• _Saved entries_
········
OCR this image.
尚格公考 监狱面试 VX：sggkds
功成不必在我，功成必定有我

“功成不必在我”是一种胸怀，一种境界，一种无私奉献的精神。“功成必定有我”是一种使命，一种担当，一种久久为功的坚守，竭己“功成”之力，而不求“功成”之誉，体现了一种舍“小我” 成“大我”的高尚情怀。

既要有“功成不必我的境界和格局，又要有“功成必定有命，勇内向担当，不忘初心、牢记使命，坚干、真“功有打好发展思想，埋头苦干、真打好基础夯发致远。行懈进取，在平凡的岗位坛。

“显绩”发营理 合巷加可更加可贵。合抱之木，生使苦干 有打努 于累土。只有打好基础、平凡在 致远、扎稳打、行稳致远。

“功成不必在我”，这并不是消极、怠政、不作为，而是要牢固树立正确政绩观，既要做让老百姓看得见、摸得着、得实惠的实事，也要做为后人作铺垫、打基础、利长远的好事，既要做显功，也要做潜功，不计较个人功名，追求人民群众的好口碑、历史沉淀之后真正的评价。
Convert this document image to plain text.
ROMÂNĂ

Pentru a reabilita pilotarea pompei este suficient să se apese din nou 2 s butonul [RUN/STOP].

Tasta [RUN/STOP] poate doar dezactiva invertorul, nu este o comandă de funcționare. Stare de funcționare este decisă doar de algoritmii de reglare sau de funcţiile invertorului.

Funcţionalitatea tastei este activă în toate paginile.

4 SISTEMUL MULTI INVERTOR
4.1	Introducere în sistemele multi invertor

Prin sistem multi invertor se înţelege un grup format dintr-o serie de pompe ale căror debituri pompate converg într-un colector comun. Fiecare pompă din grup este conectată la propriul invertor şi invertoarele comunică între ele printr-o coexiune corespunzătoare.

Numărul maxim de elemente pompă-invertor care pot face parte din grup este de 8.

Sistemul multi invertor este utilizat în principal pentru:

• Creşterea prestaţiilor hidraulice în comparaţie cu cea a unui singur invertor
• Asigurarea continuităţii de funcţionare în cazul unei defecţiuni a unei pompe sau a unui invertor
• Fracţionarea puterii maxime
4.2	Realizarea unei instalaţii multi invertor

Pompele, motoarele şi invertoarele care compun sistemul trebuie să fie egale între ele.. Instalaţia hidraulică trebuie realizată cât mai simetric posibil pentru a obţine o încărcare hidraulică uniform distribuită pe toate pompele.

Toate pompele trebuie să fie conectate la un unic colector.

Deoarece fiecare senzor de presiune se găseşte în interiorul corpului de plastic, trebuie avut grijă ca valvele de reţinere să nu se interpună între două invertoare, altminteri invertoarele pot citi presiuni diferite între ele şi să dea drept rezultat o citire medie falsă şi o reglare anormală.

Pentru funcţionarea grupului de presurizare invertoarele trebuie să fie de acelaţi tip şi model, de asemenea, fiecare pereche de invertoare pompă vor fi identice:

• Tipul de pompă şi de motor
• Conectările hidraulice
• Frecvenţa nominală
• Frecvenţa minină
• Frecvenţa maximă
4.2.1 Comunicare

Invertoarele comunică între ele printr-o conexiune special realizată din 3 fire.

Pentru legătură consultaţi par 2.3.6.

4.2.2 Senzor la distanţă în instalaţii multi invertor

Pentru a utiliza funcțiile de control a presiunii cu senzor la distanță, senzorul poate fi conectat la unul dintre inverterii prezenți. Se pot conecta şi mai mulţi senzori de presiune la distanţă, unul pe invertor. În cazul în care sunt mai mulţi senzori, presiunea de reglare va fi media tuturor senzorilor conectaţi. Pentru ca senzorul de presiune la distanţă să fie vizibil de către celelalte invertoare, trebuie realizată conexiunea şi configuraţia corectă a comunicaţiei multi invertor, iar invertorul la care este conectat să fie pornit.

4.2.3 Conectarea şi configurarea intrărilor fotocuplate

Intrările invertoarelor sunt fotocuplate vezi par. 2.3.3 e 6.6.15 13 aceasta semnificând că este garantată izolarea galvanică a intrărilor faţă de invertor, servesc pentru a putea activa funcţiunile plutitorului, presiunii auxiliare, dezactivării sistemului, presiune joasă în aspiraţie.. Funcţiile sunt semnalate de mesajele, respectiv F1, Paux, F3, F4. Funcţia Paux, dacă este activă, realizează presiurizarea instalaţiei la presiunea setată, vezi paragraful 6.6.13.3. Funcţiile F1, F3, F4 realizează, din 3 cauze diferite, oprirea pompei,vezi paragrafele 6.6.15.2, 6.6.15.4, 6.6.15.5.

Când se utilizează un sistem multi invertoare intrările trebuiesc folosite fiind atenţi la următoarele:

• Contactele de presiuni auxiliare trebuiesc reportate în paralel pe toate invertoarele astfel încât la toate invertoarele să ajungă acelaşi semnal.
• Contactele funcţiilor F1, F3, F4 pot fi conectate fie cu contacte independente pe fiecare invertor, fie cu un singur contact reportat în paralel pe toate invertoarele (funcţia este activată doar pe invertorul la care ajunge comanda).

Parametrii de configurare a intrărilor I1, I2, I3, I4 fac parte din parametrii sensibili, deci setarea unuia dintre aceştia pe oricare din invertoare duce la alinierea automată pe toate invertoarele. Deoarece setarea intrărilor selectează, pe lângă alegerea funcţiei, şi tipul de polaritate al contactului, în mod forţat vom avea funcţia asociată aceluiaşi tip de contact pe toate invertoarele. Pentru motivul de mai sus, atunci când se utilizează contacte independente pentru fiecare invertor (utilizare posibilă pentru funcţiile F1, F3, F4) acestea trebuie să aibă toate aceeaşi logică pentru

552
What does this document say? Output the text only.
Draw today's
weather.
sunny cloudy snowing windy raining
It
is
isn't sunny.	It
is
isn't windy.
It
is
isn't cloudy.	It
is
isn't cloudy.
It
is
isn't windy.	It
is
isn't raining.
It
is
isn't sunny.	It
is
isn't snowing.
········
• _TASK DIRECTIONS_
Select the lines that carry the string "snowing" and copy them.

• _OUTPUT BELOW_
sunny cloudy snowing windy raining
isn't snowing.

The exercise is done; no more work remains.